◆ **WORK TO BE COMPLETED**
Count how many lines include "JSON" and answer with that number only.

◆ **RECORDS FOR PROCESSING**
━━━

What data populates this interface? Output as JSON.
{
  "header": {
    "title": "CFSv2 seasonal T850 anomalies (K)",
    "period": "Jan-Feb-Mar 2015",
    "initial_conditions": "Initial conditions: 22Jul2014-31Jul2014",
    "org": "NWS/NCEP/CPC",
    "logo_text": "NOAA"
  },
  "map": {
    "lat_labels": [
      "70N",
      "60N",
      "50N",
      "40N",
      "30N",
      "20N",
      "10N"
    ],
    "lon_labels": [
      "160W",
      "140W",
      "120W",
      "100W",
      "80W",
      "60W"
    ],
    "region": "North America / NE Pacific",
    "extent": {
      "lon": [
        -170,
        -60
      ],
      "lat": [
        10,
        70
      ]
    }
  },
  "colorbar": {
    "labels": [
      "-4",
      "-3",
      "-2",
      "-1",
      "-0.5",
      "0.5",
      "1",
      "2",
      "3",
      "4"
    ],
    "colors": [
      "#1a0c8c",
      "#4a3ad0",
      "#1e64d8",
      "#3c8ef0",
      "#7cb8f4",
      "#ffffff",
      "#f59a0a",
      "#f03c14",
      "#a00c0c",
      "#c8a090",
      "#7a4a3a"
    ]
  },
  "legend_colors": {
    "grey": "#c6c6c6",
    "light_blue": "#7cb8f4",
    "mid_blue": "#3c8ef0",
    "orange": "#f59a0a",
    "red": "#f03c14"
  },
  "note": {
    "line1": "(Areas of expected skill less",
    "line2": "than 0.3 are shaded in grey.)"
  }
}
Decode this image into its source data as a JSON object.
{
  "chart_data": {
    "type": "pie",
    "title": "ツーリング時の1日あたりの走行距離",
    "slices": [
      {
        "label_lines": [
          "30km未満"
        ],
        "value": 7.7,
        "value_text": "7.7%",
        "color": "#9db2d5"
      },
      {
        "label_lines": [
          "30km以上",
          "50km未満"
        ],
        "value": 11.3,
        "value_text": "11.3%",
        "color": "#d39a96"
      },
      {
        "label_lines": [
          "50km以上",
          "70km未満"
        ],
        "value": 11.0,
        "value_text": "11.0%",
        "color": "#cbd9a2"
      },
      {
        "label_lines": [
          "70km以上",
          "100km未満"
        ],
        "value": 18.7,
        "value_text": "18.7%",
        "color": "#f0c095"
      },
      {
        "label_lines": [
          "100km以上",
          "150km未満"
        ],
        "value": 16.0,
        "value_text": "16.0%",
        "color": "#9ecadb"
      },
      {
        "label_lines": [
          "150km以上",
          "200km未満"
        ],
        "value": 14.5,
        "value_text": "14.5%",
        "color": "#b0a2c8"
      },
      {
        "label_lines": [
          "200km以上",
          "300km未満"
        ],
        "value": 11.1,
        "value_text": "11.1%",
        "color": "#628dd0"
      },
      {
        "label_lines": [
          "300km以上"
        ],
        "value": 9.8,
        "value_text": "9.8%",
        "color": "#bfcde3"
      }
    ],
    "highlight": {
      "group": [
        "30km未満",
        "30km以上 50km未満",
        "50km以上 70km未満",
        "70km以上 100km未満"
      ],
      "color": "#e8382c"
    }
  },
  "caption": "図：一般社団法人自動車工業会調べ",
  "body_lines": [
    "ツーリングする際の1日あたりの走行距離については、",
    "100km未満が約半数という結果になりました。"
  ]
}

━━━

◆ **REPLY TO THE EXERCISE**
2